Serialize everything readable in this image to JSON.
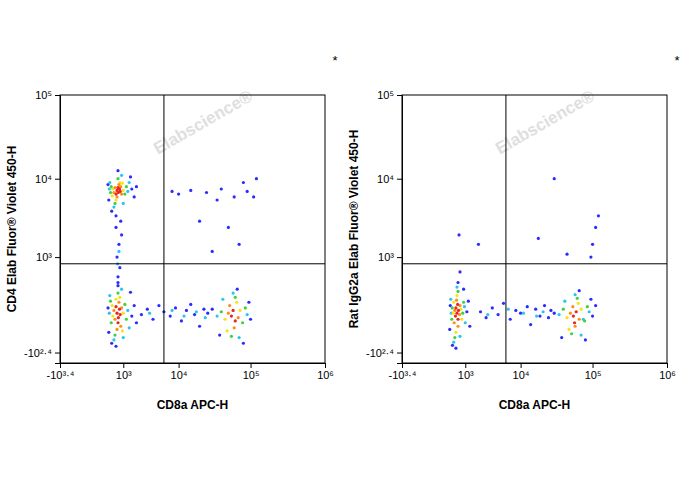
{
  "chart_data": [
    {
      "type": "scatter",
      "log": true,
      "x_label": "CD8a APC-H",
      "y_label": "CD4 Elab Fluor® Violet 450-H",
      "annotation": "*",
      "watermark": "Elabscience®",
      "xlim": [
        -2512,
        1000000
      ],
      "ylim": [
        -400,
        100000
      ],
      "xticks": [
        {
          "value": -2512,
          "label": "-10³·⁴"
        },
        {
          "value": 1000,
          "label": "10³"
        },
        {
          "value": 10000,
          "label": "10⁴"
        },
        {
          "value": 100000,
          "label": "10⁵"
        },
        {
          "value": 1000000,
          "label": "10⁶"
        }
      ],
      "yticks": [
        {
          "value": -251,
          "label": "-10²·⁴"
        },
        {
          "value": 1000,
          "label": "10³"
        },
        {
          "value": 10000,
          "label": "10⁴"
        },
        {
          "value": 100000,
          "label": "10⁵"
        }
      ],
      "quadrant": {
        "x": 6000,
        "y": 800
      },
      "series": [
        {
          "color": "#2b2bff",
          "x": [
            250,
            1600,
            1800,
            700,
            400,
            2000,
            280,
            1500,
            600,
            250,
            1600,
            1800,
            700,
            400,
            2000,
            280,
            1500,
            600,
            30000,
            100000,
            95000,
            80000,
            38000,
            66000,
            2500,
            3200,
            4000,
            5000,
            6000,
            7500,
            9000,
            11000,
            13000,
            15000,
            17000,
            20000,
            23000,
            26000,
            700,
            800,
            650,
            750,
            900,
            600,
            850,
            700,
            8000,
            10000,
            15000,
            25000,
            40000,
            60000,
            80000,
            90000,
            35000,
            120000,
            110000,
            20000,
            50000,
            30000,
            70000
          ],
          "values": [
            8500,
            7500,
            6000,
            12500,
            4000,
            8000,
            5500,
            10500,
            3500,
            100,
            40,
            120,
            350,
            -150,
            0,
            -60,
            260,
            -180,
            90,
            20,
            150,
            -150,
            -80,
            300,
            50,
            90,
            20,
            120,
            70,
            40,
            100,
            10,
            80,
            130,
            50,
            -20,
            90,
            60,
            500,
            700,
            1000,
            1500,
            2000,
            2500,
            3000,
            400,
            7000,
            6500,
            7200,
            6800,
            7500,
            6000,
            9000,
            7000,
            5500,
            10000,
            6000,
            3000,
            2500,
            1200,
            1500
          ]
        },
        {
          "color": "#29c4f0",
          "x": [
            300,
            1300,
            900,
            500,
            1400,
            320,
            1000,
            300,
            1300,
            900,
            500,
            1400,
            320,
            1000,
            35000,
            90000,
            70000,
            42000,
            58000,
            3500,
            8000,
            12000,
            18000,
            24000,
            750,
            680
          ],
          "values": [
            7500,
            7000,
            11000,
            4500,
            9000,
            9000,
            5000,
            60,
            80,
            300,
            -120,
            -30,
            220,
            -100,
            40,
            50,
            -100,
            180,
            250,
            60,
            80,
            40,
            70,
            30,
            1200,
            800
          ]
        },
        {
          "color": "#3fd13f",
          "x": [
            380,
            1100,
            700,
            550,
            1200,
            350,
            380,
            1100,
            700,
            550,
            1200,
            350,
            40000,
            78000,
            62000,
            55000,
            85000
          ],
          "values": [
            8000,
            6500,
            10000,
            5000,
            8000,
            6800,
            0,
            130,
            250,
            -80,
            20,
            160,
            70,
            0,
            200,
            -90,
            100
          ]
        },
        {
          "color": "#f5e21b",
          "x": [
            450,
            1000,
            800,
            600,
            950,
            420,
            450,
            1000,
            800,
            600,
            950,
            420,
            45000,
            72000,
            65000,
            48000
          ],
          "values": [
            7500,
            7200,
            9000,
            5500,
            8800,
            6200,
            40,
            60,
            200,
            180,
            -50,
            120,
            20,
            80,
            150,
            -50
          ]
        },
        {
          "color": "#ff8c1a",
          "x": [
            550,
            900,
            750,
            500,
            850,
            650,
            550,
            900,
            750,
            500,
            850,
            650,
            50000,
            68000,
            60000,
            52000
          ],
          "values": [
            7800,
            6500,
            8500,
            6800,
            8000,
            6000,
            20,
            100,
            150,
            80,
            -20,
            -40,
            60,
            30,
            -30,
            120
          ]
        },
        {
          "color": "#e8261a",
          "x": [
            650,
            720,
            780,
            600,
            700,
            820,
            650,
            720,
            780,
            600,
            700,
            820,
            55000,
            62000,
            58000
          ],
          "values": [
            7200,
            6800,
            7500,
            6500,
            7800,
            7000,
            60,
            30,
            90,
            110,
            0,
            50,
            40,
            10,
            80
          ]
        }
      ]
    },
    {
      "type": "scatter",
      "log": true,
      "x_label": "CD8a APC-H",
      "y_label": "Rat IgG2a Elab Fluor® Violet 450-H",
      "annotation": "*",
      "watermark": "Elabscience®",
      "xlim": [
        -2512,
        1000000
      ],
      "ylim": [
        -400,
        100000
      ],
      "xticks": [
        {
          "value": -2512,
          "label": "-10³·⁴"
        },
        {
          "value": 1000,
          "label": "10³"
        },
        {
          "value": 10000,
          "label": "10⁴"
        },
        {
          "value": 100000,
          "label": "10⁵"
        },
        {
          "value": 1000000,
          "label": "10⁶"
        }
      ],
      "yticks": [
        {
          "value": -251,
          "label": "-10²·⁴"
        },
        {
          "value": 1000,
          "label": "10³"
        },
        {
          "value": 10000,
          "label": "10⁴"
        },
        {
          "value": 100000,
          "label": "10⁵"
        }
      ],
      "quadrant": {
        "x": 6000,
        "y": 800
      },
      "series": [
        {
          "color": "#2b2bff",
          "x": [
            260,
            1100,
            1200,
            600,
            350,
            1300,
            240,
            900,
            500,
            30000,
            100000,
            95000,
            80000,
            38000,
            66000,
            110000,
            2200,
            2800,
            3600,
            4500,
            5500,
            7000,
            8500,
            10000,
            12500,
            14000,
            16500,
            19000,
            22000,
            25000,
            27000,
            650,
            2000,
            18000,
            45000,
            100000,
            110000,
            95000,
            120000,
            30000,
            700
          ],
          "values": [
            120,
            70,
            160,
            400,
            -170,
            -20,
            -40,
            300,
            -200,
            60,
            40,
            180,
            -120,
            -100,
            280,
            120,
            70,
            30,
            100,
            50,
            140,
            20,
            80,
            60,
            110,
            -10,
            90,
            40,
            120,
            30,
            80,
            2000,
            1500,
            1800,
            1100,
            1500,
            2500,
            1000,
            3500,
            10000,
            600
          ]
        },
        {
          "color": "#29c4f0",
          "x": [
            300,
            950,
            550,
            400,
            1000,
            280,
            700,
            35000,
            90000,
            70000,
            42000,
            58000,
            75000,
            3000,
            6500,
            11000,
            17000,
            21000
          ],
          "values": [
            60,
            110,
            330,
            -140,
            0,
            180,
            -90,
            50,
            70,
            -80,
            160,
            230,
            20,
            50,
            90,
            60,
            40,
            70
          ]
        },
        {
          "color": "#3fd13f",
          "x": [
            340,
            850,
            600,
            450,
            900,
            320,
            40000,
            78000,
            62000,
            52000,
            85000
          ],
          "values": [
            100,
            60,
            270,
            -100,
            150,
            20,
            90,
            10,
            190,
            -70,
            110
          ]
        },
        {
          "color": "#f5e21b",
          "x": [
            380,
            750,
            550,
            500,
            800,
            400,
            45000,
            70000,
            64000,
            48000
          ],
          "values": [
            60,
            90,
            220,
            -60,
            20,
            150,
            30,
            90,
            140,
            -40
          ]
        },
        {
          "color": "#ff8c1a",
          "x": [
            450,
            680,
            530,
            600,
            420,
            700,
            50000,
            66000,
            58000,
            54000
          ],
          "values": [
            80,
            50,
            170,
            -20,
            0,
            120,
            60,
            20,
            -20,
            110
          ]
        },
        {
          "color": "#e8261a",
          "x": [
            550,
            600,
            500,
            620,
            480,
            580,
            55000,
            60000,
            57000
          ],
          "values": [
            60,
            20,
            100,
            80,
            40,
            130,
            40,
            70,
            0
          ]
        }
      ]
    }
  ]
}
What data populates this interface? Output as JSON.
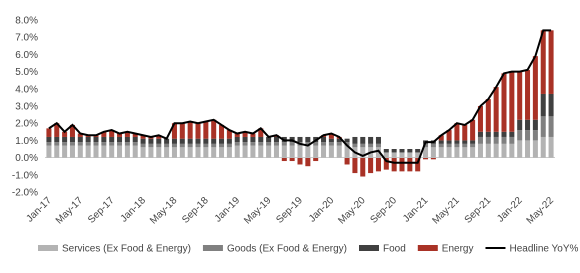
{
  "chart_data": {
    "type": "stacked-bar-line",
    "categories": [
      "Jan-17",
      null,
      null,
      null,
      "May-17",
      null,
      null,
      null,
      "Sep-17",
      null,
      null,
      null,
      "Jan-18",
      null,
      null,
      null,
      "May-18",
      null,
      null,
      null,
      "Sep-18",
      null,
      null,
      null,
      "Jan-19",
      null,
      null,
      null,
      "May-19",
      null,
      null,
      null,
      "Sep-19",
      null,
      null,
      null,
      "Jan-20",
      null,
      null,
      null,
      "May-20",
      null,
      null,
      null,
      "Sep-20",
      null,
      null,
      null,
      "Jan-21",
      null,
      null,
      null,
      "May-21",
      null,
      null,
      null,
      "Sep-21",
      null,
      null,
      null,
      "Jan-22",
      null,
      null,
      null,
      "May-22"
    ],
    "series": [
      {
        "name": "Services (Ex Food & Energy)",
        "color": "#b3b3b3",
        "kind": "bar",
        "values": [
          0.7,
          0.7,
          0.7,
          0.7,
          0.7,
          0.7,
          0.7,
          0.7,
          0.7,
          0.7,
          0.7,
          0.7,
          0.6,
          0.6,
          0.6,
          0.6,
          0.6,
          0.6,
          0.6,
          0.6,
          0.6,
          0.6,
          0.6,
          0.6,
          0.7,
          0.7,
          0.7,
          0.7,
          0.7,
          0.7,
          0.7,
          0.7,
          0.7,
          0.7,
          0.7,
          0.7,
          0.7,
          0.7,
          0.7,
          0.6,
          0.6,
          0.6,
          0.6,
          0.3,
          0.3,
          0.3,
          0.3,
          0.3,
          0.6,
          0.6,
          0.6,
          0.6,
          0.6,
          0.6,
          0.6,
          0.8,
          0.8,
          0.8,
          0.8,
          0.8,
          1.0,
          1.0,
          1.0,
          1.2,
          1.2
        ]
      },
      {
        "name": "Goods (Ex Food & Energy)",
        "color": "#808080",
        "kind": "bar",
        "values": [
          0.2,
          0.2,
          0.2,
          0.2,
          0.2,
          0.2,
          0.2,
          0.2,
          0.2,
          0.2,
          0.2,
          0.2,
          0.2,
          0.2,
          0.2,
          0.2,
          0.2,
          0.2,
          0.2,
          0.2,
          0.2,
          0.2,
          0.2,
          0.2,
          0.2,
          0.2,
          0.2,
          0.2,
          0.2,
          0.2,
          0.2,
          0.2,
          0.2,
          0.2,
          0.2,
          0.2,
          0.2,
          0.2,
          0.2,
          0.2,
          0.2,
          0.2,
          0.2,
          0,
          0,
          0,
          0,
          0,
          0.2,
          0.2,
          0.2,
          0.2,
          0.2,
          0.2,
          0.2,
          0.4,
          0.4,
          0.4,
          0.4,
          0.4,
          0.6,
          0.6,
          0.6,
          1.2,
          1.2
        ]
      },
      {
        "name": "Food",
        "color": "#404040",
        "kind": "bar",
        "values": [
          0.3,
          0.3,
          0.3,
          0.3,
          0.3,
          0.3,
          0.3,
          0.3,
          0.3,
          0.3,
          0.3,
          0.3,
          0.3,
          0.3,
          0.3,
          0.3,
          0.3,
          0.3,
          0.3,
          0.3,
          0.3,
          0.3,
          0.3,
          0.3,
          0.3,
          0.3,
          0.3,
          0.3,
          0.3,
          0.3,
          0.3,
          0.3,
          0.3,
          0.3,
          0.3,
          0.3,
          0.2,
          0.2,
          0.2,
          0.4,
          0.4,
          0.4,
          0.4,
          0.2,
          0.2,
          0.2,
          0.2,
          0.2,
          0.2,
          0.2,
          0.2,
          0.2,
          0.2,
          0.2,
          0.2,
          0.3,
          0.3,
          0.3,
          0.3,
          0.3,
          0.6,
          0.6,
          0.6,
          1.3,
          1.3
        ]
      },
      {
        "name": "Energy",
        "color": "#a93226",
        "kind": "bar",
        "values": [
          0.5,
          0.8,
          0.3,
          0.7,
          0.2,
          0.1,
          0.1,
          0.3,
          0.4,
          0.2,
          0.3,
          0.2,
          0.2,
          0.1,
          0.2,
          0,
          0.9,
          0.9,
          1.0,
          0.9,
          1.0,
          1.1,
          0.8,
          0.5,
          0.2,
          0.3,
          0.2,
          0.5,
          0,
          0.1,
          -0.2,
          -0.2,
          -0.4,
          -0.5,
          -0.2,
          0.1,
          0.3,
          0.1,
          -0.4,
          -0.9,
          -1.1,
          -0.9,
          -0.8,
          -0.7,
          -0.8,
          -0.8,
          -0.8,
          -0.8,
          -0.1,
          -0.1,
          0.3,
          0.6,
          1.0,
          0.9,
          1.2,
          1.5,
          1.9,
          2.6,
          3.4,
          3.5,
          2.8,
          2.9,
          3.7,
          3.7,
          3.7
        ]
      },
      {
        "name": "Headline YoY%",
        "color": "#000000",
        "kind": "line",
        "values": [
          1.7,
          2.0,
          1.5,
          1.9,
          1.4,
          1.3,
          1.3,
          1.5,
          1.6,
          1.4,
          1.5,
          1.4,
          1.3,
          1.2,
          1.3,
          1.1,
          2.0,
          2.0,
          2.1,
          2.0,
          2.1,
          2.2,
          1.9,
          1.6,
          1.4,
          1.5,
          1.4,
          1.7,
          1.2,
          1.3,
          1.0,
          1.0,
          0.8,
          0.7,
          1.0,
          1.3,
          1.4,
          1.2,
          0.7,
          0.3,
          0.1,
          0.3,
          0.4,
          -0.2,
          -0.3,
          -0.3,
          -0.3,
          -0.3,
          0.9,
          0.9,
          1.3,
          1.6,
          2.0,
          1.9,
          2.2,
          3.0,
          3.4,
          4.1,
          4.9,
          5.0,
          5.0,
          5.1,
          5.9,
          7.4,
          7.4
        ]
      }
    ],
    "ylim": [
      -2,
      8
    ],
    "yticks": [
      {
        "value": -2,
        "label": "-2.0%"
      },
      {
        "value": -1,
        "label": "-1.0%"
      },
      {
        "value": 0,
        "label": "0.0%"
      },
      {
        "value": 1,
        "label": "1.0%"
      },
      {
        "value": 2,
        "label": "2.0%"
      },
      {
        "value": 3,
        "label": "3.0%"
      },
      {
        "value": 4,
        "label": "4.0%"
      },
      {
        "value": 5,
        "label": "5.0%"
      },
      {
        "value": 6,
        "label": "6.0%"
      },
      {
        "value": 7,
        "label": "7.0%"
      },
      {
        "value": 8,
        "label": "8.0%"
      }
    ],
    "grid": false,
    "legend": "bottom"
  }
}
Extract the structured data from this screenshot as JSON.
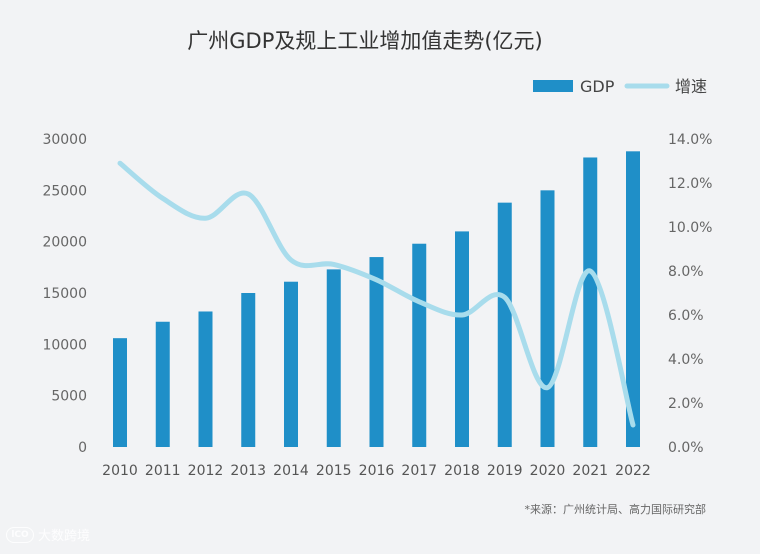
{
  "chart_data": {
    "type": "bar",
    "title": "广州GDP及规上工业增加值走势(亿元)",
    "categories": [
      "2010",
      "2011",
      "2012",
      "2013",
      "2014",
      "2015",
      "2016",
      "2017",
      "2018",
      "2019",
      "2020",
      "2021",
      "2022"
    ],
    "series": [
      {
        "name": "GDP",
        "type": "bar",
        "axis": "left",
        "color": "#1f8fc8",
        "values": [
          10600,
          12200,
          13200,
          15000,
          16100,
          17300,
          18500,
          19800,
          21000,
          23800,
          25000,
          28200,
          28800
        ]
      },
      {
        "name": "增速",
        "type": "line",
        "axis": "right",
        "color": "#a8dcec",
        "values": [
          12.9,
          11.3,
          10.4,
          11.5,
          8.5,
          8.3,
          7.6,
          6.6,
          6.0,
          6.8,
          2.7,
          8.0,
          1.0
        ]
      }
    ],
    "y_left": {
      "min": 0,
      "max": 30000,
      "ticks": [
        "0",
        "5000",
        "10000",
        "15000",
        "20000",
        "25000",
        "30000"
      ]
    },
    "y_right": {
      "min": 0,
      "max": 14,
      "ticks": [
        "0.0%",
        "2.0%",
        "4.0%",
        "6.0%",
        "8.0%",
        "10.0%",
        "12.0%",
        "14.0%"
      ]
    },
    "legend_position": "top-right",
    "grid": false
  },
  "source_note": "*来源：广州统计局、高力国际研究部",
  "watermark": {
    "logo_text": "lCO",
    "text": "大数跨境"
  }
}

************

#### Set problem:
State how many lines in the records above contain the word "Energy", giving only the number.

#### Completed exercise:
3